Problem details: Locate and copy each line in the data that contains the word "verdadero".

Records to process:
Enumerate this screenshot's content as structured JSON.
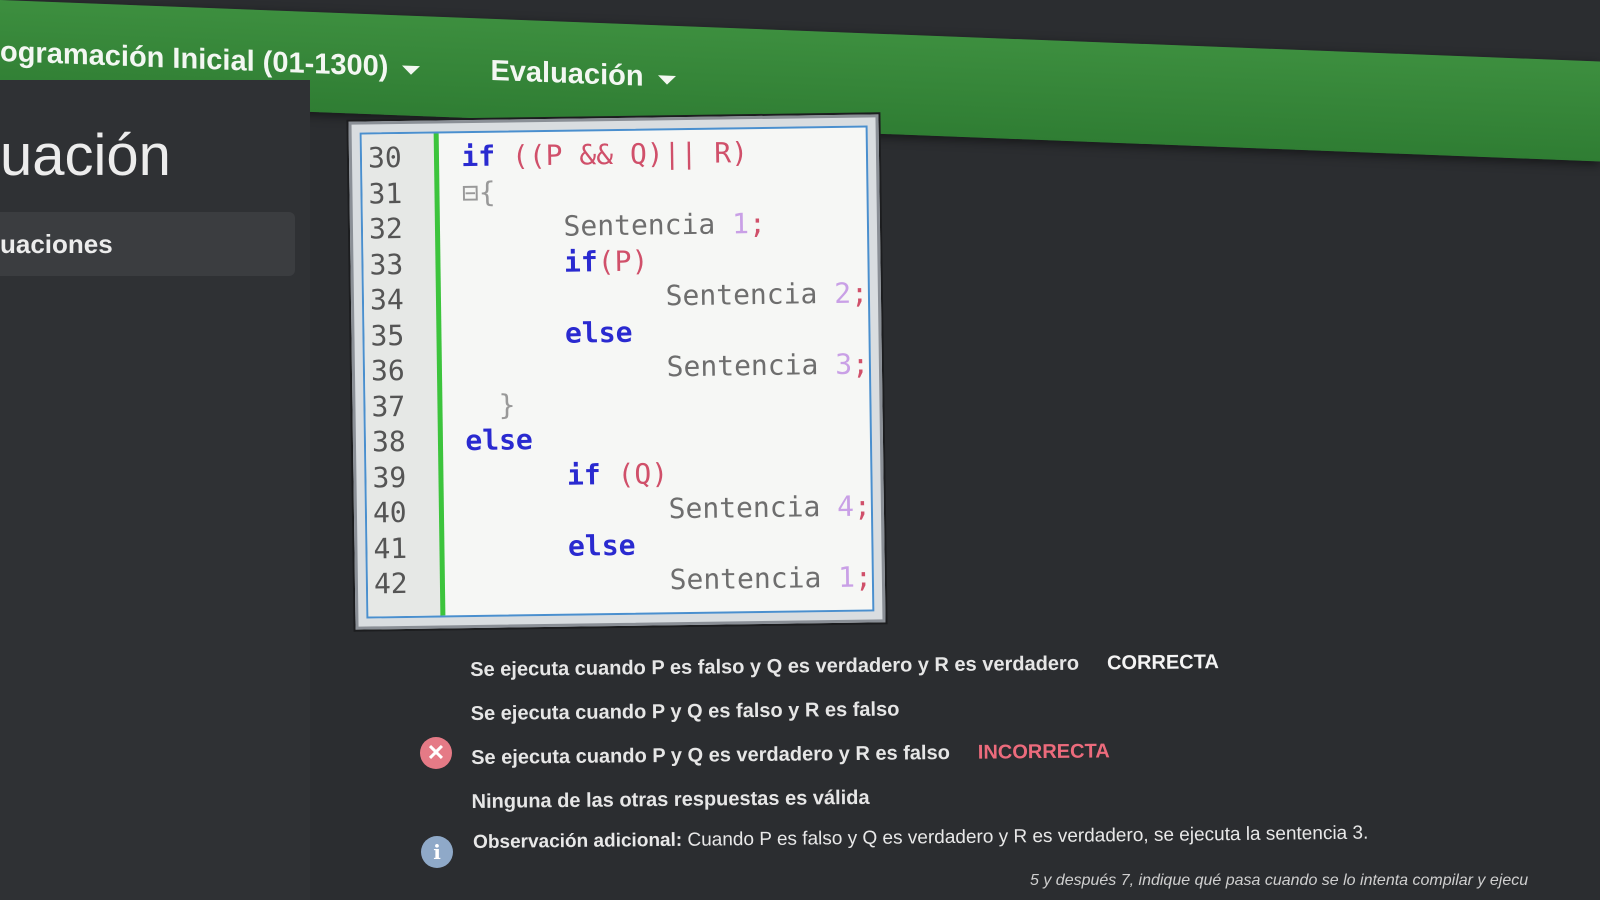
{
  "nav": {
    "course": "ogramación Inicial (01-1300)",
    "section": "Evaluación"
  },
  "page": {
    "title": "uación",
    "sidebar_link": "uaciones"
  },
  "code": {
    "line_numbers": [
      "30",
      "31",
      "32",
      "33",
      "34",
      "35",
      "36",
      "37",
      "38",
      "39",
      "40",
      "41",
      "42"
    ]
  },
  "answers": [
    {
      "text": "Se ejecuta cuando P es falso y Q es verdadero y R es verdadero",
      "tag": "CORRECTA"
    },
    {
      "text": "Se ejecuta cuando P y Q es falso y R es falso",
      "tag": ""
    },
    {
      "text": "Se ejecuta cuando P y Q es verdadero y R es falso",
      "tag": "INCORRECTA"
    },
    {
      "text": "Ninguna de las otras respuestas es válida",
      "tag": ""
    }
  ],
  "observation": {
    "label": "Observación adicional:",
    "text": "Cuando P es falso y Q es verdadero y R es verdadero, se ejecuta la sentencia 3."
  },
  "footer": "5 y después 7, indique qué pasa cuando se lo intenta compilar y ejecu",
  "colors": {
    "topbar": "#3d8f3f",
    "correct": "#f4f4f4",
    "incorrect": "#ec6b7c",
    "gutter_marker": "#3cc43c"
  },
  "icons": [
    "chevron-down-icon",
    "close-icon",
    "info-icon"
  ]
}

Written response:
      "text": "Se ejecuta cuando P es falso y Q es verdadero y R es verdadero",
      "text": "Se ejecuta cuando P y Q es verdadero y R es falso",
    "text": "Cuando P es falso y Q es verdadero y R es verdadero, se ejecuta la sentencia 3."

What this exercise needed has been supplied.